◆ The task ◆
Copy each line holding the string "data".
>> start Stored records
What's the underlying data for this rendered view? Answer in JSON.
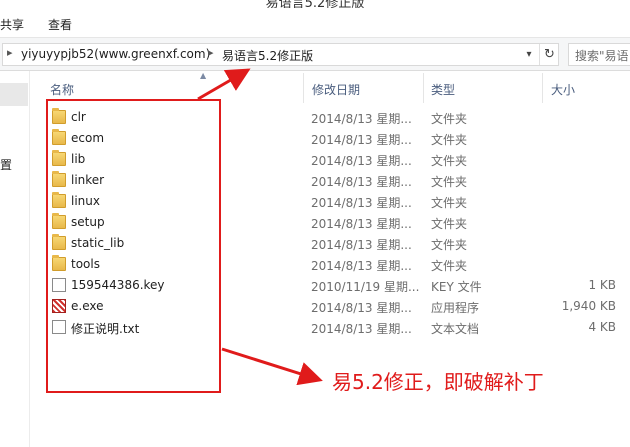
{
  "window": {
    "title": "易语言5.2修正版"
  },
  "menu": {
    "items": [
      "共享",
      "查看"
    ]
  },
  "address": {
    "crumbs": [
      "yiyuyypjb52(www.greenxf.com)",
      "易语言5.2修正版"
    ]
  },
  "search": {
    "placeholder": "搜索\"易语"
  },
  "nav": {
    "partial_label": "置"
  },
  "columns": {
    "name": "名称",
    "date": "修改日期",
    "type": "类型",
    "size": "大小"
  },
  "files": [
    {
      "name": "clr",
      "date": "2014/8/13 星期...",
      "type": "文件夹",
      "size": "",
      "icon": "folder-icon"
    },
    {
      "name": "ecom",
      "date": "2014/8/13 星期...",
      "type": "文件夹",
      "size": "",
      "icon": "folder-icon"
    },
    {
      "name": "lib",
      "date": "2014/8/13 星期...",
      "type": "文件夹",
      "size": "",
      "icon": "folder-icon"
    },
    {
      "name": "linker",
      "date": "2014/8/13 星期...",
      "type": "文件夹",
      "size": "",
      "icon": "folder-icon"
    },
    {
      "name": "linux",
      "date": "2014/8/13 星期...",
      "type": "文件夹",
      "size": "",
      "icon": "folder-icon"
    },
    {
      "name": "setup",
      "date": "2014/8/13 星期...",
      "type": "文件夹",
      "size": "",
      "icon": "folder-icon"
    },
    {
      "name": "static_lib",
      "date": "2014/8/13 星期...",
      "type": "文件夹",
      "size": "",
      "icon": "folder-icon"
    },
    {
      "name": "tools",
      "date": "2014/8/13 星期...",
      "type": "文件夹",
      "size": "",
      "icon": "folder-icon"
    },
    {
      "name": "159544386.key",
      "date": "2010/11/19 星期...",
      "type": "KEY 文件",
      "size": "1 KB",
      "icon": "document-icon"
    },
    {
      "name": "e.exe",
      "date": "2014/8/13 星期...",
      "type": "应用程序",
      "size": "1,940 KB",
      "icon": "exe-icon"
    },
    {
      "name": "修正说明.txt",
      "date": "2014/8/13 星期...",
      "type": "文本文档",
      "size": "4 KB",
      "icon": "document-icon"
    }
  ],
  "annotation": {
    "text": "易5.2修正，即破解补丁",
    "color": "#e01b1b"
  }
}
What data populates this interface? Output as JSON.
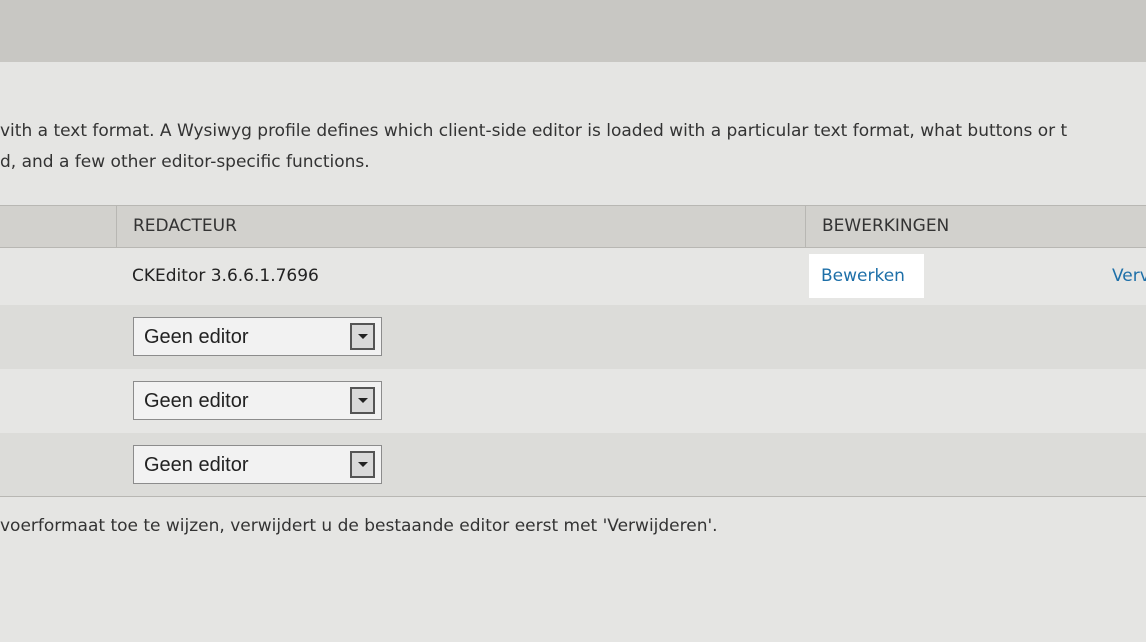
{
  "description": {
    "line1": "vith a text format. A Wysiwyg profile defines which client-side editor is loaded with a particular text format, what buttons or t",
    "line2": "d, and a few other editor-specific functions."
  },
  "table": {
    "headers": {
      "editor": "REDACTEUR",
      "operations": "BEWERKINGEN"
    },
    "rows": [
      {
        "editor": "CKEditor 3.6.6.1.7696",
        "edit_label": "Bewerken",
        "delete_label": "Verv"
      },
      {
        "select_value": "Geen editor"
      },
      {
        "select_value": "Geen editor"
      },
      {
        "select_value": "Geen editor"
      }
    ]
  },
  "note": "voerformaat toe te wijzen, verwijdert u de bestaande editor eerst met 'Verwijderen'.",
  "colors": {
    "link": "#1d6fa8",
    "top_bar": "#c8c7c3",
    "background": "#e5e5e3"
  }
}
>> end Stored records
>> start Stored records
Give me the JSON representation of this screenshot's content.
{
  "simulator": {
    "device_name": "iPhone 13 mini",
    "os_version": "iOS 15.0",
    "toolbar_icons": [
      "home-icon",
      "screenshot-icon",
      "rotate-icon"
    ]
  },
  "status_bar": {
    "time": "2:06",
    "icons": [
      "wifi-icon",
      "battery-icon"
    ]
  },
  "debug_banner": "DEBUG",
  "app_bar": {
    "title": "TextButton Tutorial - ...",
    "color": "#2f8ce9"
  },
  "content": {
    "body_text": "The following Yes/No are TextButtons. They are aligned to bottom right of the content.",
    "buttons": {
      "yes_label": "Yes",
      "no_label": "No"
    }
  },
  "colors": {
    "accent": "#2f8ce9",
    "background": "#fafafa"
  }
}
>> end Stored records
>> start Stored records
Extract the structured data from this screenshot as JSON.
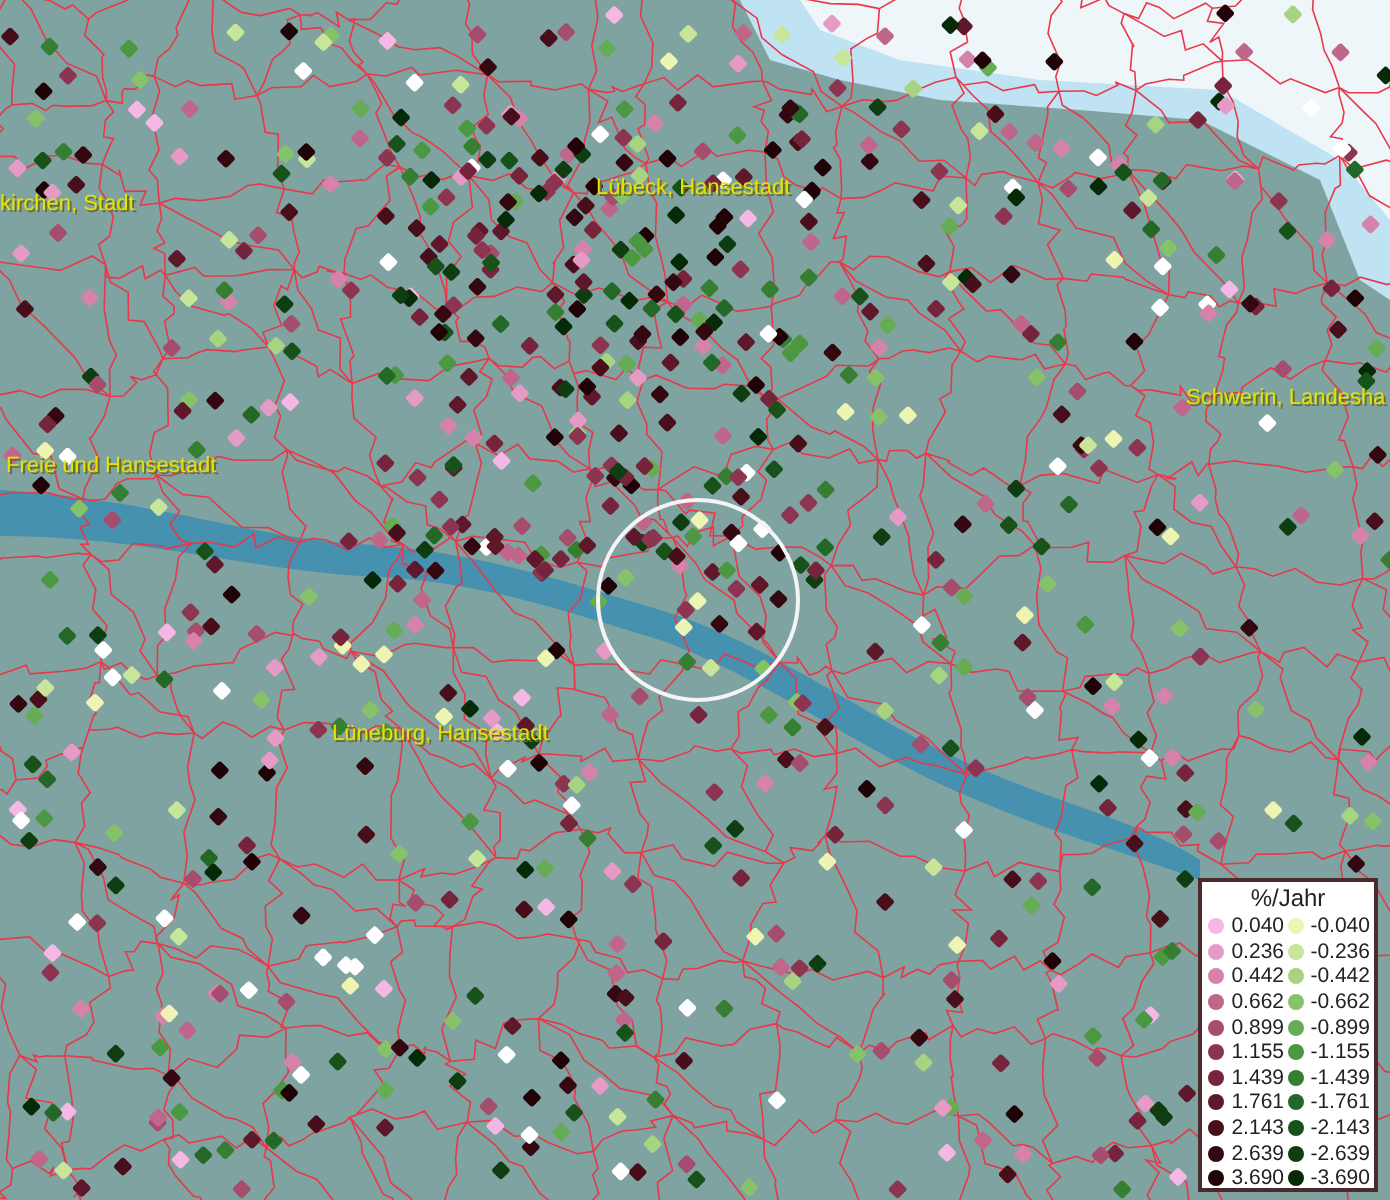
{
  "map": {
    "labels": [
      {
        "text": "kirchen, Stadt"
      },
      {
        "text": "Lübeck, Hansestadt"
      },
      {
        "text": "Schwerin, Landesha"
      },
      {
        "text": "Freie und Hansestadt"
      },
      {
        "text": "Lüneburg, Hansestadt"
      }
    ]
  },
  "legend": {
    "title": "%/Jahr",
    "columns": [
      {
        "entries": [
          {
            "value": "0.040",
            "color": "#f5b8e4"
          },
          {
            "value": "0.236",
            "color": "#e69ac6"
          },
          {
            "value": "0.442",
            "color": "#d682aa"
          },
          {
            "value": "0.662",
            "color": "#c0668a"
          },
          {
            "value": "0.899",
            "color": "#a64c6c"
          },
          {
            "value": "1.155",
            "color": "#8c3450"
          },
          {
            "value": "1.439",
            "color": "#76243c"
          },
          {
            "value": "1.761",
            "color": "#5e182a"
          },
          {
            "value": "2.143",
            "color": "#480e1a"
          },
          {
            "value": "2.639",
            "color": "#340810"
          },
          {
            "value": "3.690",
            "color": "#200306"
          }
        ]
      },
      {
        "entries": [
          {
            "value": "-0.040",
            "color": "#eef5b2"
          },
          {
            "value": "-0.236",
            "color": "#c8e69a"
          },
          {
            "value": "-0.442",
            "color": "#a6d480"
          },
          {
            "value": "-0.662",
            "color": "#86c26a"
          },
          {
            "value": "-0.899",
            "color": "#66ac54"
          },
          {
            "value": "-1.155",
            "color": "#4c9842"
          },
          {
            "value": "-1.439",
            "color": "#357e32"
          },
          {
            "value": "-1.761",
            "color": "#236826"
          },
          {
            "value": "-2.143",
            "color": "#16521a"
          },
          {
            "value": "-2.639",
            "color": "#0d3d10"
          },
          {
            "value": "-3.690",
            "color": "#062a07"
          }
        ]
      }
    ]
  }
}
>> end Stored records
◆ Solution for this problem ◆
What's the underlying data for this rendered view? Answer in JSON.
What data populates this interface? Output as JSON.
Extract the structured data from this screenshot as JSON.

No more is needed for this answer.